--- Exercise material ---
-=-=-

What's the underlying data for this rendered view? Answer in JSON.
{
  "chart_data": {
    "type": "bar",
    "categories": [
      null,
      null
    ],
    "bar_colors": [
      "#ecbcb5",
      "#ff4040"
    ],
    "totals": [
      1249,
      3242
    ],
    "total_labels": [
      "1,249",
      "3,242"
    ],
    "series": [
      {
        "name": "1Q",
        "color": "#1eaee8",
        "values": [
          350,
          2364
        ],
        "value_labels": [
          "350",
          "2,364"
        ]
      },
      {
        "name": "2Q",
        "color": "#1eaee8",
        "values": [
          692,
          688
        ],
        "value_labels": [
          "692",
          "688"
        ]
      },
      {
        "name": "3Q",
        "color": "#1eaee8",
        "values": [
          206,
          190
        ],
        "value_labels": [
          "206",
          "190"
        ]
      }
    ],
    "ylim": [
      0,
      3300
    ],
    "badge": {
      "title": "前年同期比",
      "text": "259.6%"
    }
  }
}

-=-=-

--- Stated goal ---
Reproduce the data, keeping every line exactly the same.

--- Output of the exercise ---
What's the underlying data for this rendered view? Answer in JSON.
{
  "chart_data": {
    "type": "bar",
    "categories": [
      null,
      null
    ],
    "bar_colors": [
      "#ecbcb5",
      "#ff4040"
    ],
    "totals": [
      1249,
      3242
    ],
    "total_labels": [
      "1,249",
      "3,242"
    ],
    "series": [
      {
        "name": "1Q",
        "color": "#1eaee8",
        "values": [
          350,
          2364
        ],
        "value_labels": [
          "350",
          "2,364"
        ]
      },
      {
        "name": "2Q",
        "color": "#1eaee8",
        "values": [
          692,
          688
        ],
        "value_labels": [
          "692",
          "688"
        ]
      },
      {
        "name": "3Q",
        "color": "#1eaee8",
        "values": [
          206,
          190
        ],
        "value_labels": [
          "206",
          "190"
        ]
      }
    ],
    "ylim": [
      0,
      3300
    ],
    "badge": {
      "title": "前年同期比",
      "text": "259.6%"
    }
  }
}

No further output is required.